Challenge:
Look for the word "recipes" in the entries below, then copy every line that has it.

══ Extracted entries ══

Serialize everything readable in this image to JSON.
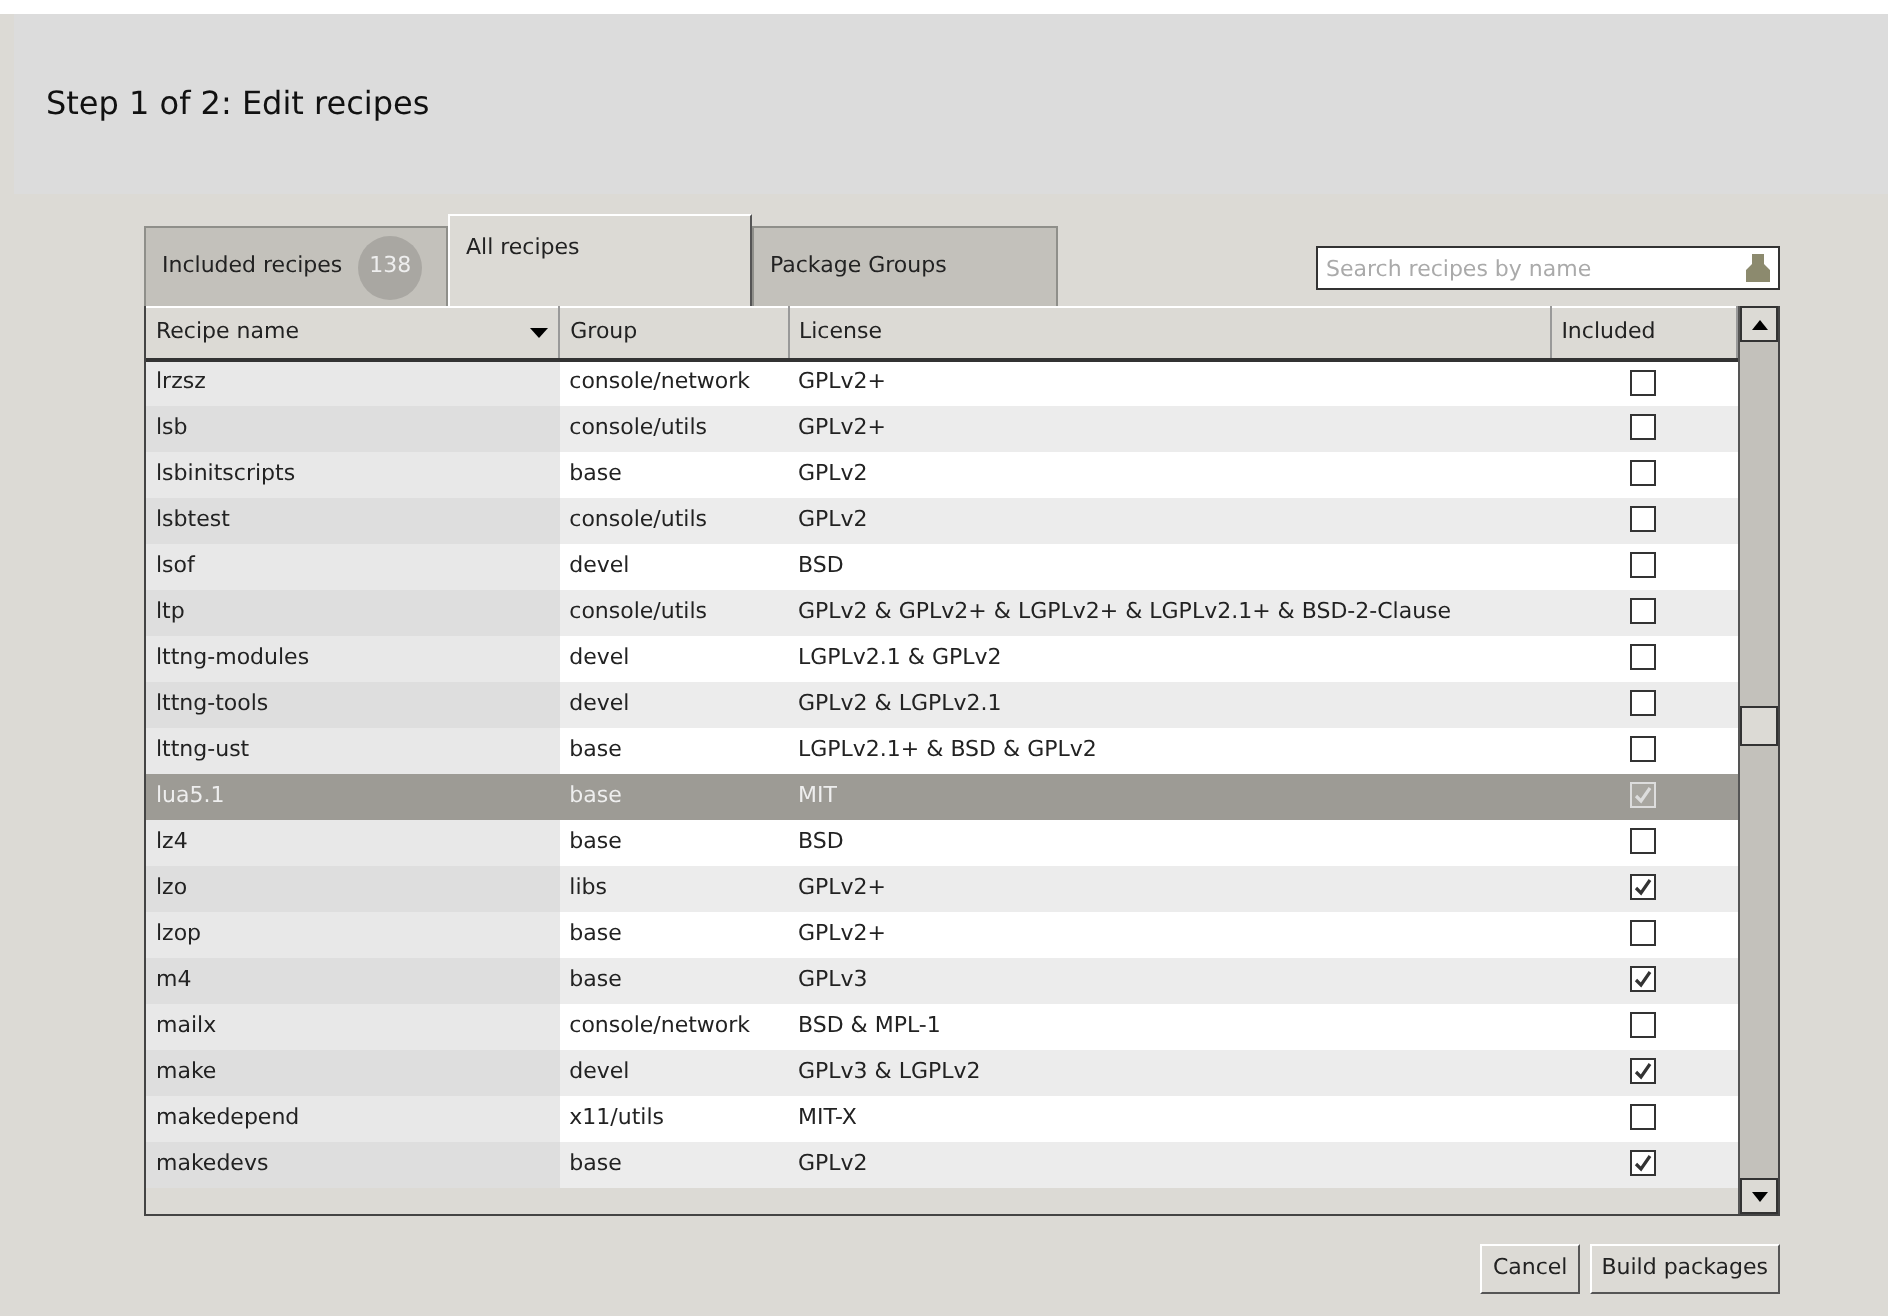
{
  "header": {
    "title": "Step 1 of 2: Edit recipes"
  },
  "tabs": [
    {
      "label": "Included recipes",
      "badge": "138",
      "selected": false
    },
    {
      "label": "All recipes",
      "selected": true
    },
    {
      "label": "Package Groups",
      "selected": false
    }
  ],
  "search": {
    "placeholder": "Search recipes by name"
  },
  "table": {
    "columns": [
      {
        "label": "Recipe name",
        "sorted": true
      },
      {
        "label": "Group",
        "sorted": false
      },
      {
        "label": "License",
        "sorted": false
      },
      {
        "label": "Included",
        "sorted": false
      }
    ],
    "rows": [
      {
        "name": "lrzsz",
        "group": "console/network",
        "license": "GPLv2+",
        "included": false,
        "selected": false
      },
      {
        "name": "lsb",
        "group": "console/utils",
        "license": "GPLv2+",
        "included": false,
        "selected": false
      },
      {
        "name": "lsbinitscripts",
        "group": "base",
        "license": "GPLv2",
        "included": false,
        "selected": false
      },
      {
        "name": "lsbtest",
        "group": "console/utils",
        "license": "GPLv2",
        "included": false,
        "selected": false
      },
      {
        "name": "lsof",
        "group": "devel",
        "license": "BSD",
        "included": false,
        "selected": false
      },
      {
        "name": "ltp",
        "group": "console/utils",
        "license": "GPLv2 & GPLv2+ & LGPLv2+ & LGPLv2.1+ & BSD-2-Clause",
        "included": false,
        "selected": false
      },
      {
        "name": "lttng-modules",
        "group": "devel",
        "license": "LGPLv2.1 & GPLv2",
        "included": false,
        "selected": false
      },
      {
        "name": "lttng-tools",
        "group": "devel",
        "license": "GPLv2 & LGPLv2.1",
        "included": false,
        "selected": false
      },
      {
        "name": "lttng-ust",
        "group": "base",
        "license": "LGPLv2.1+ & BSD & GPLv2",
        "included": false,
        "selected": false
      },
      {
        "name": "lua5.1",
        "group": "base",
        "license": "MIT",
        "included": true,
        "selected": true
      },
      {
        "name": "lz4",
        "group": "base",
        "license": "BSD",
        "included": false,
        "selected": false
      },
      {
        "name": "lzo",
        "group": "libs",
        "license": "GPLv2+",
        "included": true,
        "selected": false
      },
      {
        "name": "lzop",
        "group": "base",
        "license": "GPLv2+",
        "included": false,
        "selected": false
      },
      {
        "name": "m4",
        "group": "base",
        "license": "GPLv3",
        "included": true,
        "selected": false
      },
      {
        "name": "mailx",
        "group": "console/network",
        "license": "BSD & MPL-1",
        "included": false,
        "selected": false
      },
      {
        "name": "make",
        "group": "devel",
        "license": "GPLv3 & LGPLv2",
        "included": true,
        "selected": false
      },
      {
        "name": "makedepend",
        "group": "x11/utils",
        "license": "MIT-X",
        "included": false,
        "selected": false
      },
      {
        "name": "makedevs",
        "group": "base",
        "license": "GPLv2",
        "included": true,
        "selected": false
      }
    ]
  },
  "buttons": [
    {
      "label": "Cancel"
    },
    {
      "label": "Build packages"
    }
  ]
}
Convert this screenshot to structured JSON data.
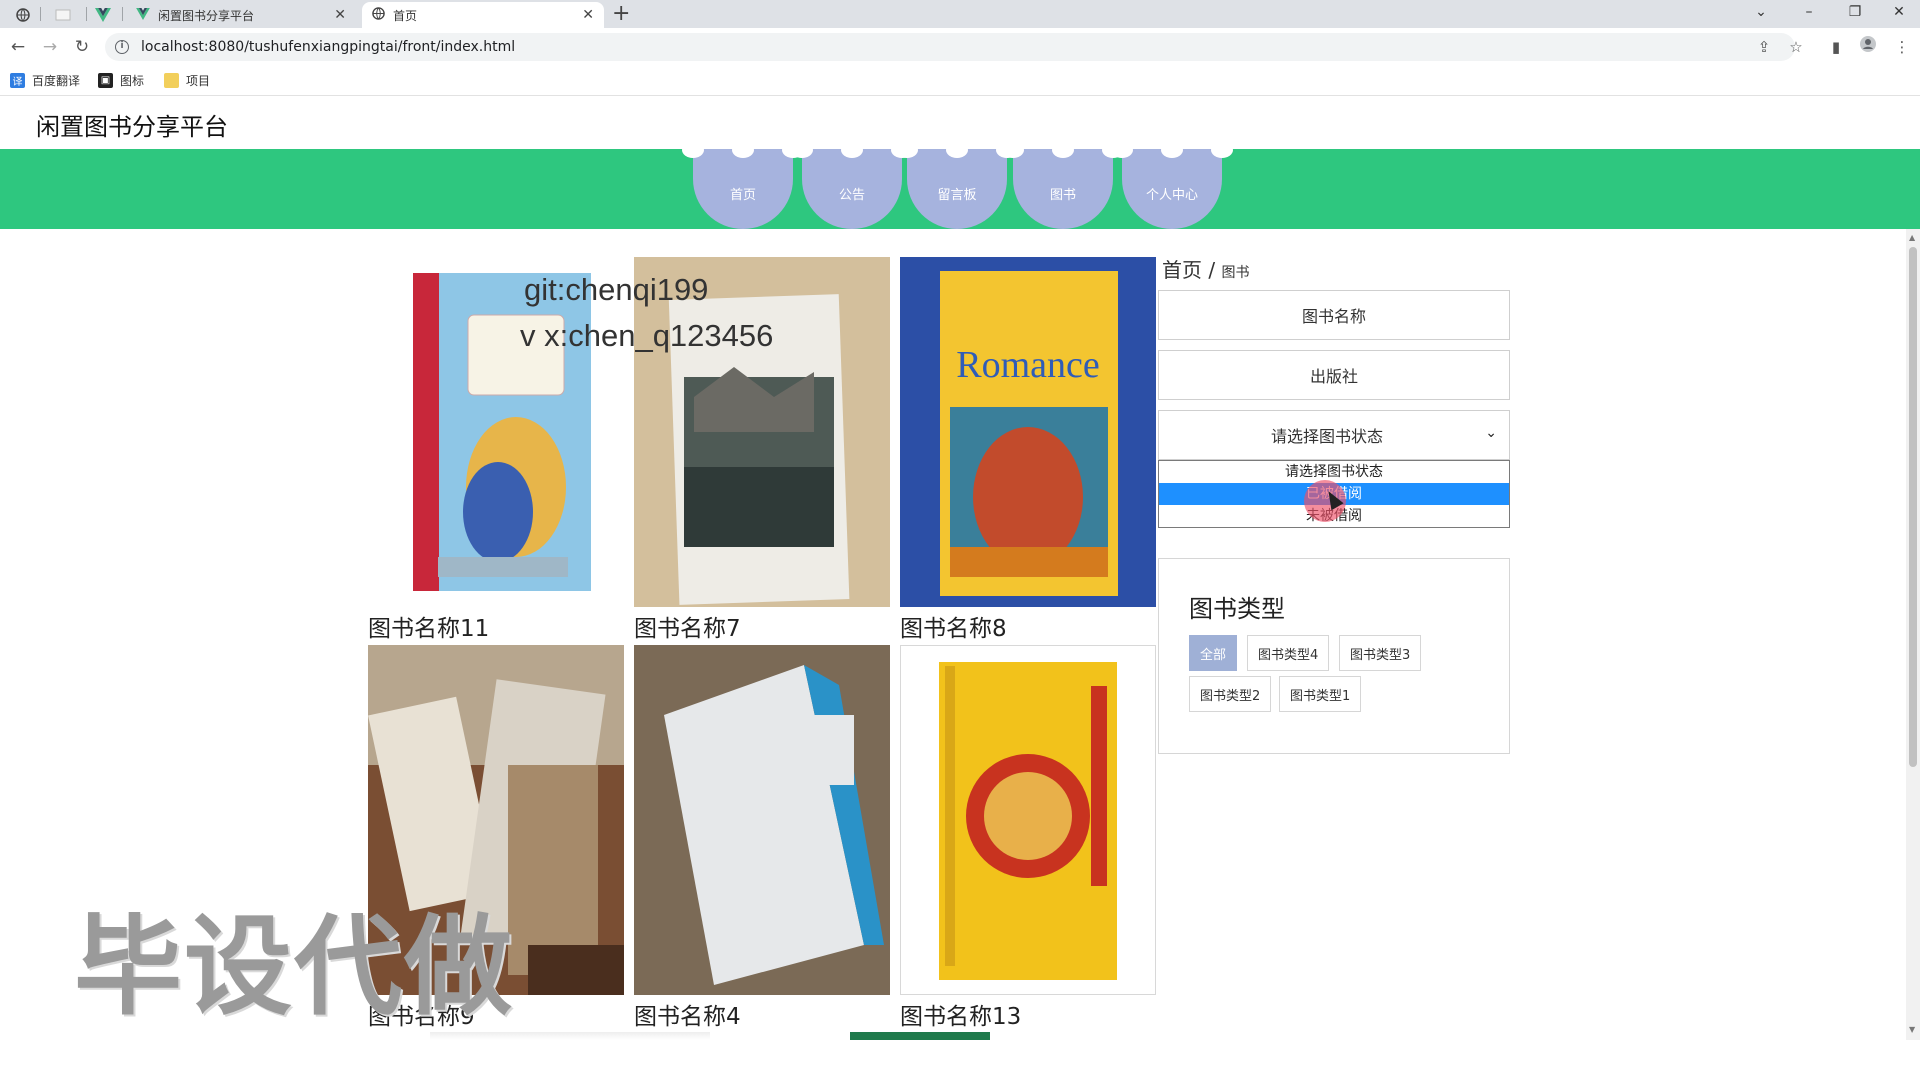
{
  "browser": {
    "tabs": [
      {
        "title": "闲置图书分享平台",
        "active": false
      },
      {
        "title": "首页",
        "active": true
      }
    ],
    "url": "localhost:8080/tushufenxiangpingtai/front/index.html",
    "bookmarks": [
      "百度翻译",
      "图标",
      "项目"
    ]
  },
  "site": {
    "title": "闲置图书分享平台"
  },
  "nav": {
    "items": [
      {
        "label": "首页"
      },
      {
        "label": "公告"
      },
      {
        "label": "留言板"
      },
      {
        "label": "图书"
      },
      {
        "label": "个人中心"
      }
    ]
  },
  "books": [
    {
      "name": "图书名称11",
      "cover_color": "#7ab7de"
    },
    {
      "name": "图书名称7",
      "cover_color": "#d8cfc1"
    },
    {
      "name": "图书名称8",
      "cover_color": "#2a4ea3"
    },
    {
      "name": "图书名称9",
      "cover_color": "#8a5a3c"
    },
    {
      "name": "图书名称4",
      "cover_color": "#6a5a48"
    },
    {
      "name": "图书名称13",
      "cover_color": "#f2c21b"
    }
  ],
  "sidebar": {
    "breadcrumb": {
      "home": "首页",
      "separator": "/",
      "current": "图书"
    },
    "search_name_placeholder": "图书名称",
    "search_publisher_placeholder": "出版社",
    "status_select": {
      "value": "请选择图书状态",
      "options": [
        "请选择图书状态",
        "已被借阅",
        "未被借阅"
      ],
      "highlighted_index": 1
    },
    "types": {
      "title": "图书类型",
      "items": [
        "全部",
        "图书类型4",
        "图书类型3",
        "图书类型2",
        "图书类型1"
      ],
      "selected": "全部"
    }
  },
  "watermarks": {
    "line1": "git:chenqi199",
    "line2": "v x:chen_q123456",
    "big": "毕设代做"
  },
  "colors": {
    "nav_bar": "#2ec77f",
    "nav_item": "#a6b3de",
    "dropdown_highlight": "#1e90ff",
    "chip_selected": "#9fb0d6"
  }
}
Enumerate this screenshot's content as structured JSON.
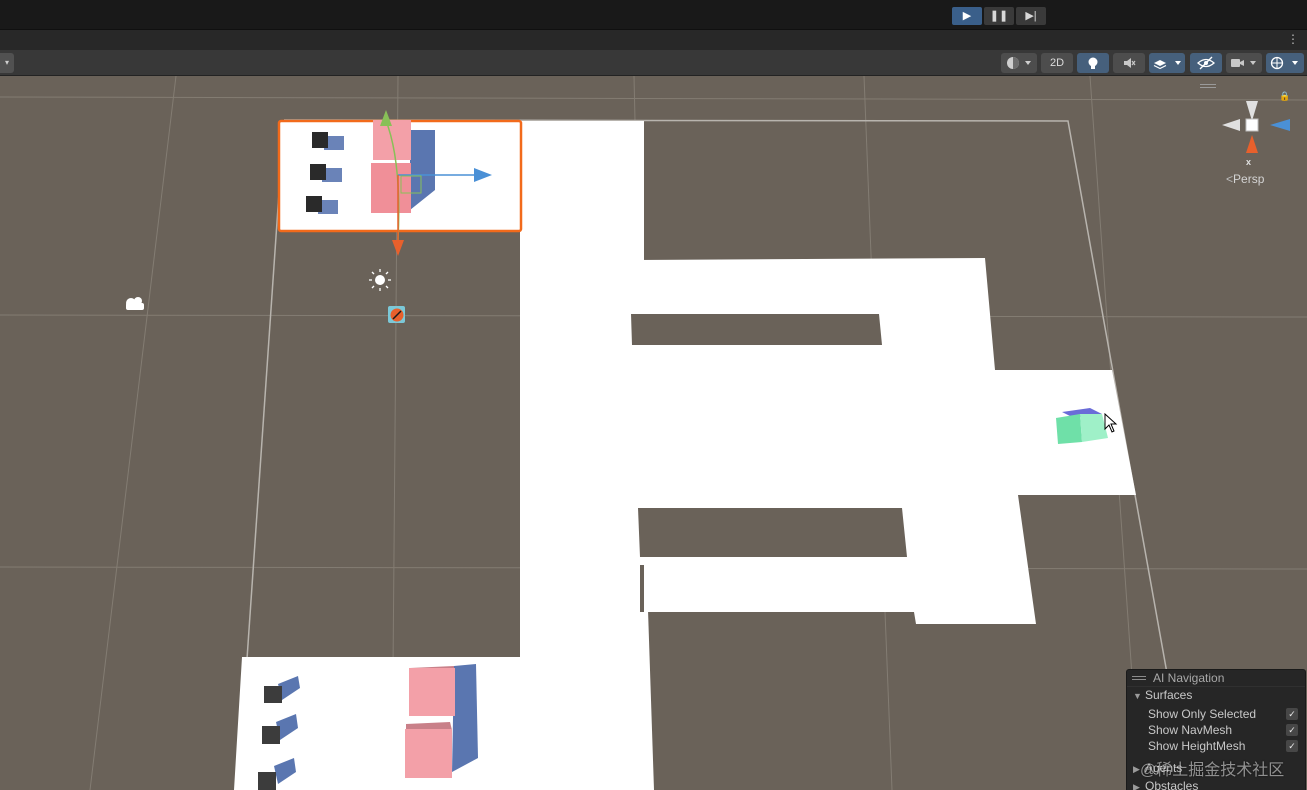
{
  "playbar": {
    "play_icon": "play-icon",
    "pause_icon": "pause-icon",
    "step_icon": "step-icon",
    "play_glyph": "▶",
    "pause_glyph": "❚❚",
    "step_glyph": "▶|"
  },
  "tabstrip": {
    "more_glyph": "⋮"
  },
  "toolbar": {
    "draw_mode_icon": "shading-sphere-icon",
    "mode_2d_label": "2D",
    "lighting_icon": "lightbulb-icon",
    "audio_icon": "audio-muted-icon",
    "effects_icon": "effects-layers-icon",
    "visibility_icon": "hidden-eye-icon",
    "camera_icon": "camera-icon",
    "gizmos_icon": "gizmos-globe-icon",
    "left_dropdown_glyph": "▾"
  },
  "gizmo": {
    "axis_label": "x",
    "persp_arrow": "<",
    "persp_label": "Persp",
    "lock_icon": "lock-icon"
  },
  "ai_navigation": {
    "title": "AI Navigation",
    "surfaces": "Surfaces",
    "options": [
      {
        "label": "Show Only Selected",
        "checked": true
      },
      {
        "label": "Show NavMesh",
        "checked": true
      },
      {
        "label": "Show HeightMesh",
        "checked": true
      }
    ],
    "agents": "Agents",
    "obstacles": "Obstacles",
    "expanded_glyph": "▼",
    "collapsed_glyph": "▶",
    "check_glyph": "✓"
  },
  "watermark": "@稀土掘金技术社区",
  "colors": {
    "ground": "#6a6259",
    "navmesh": "#ffffff",
    "selection_outline": "#f26a1b",
    "pink_cube": "#f3a0a8",
    "dark_cube": "#2a2a2a",
    "shadow": "#5a76b0",
    "agent_cube": "#6fe0a8",
    "axis_y": "#88c057",
    "axis_x": "#e8602c",
    "axis_z": "#4a90d6"
  }
}
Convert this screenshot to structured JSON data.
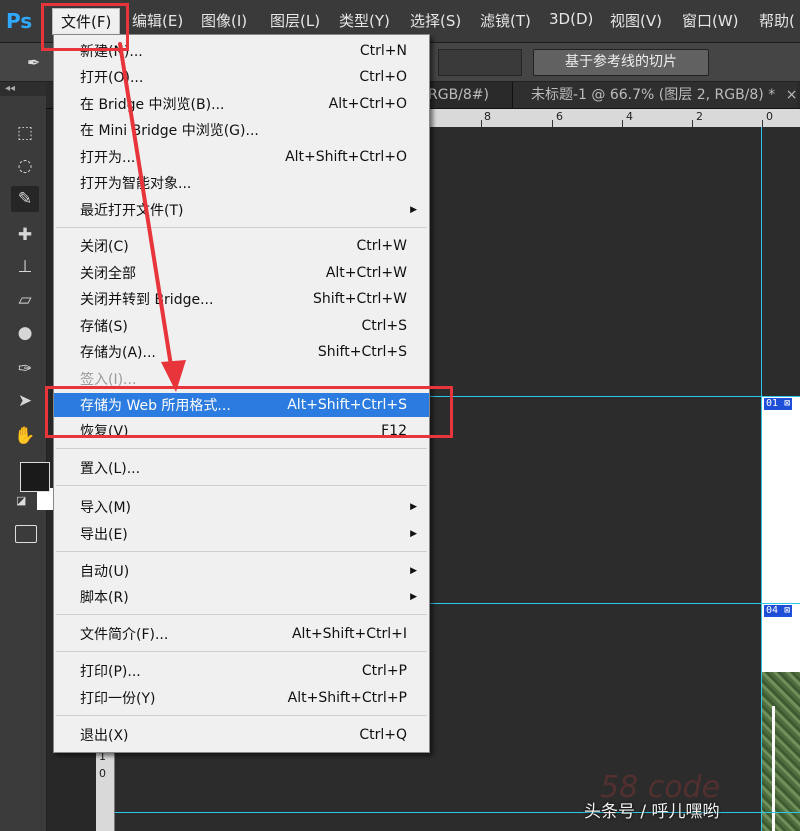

═══

Full solution:
    "title": "Step 1 of 2: Edit recipes"
      "label": "Included recipes",
      "label": "All recipes",
    "placeholder": "Search recipes by name"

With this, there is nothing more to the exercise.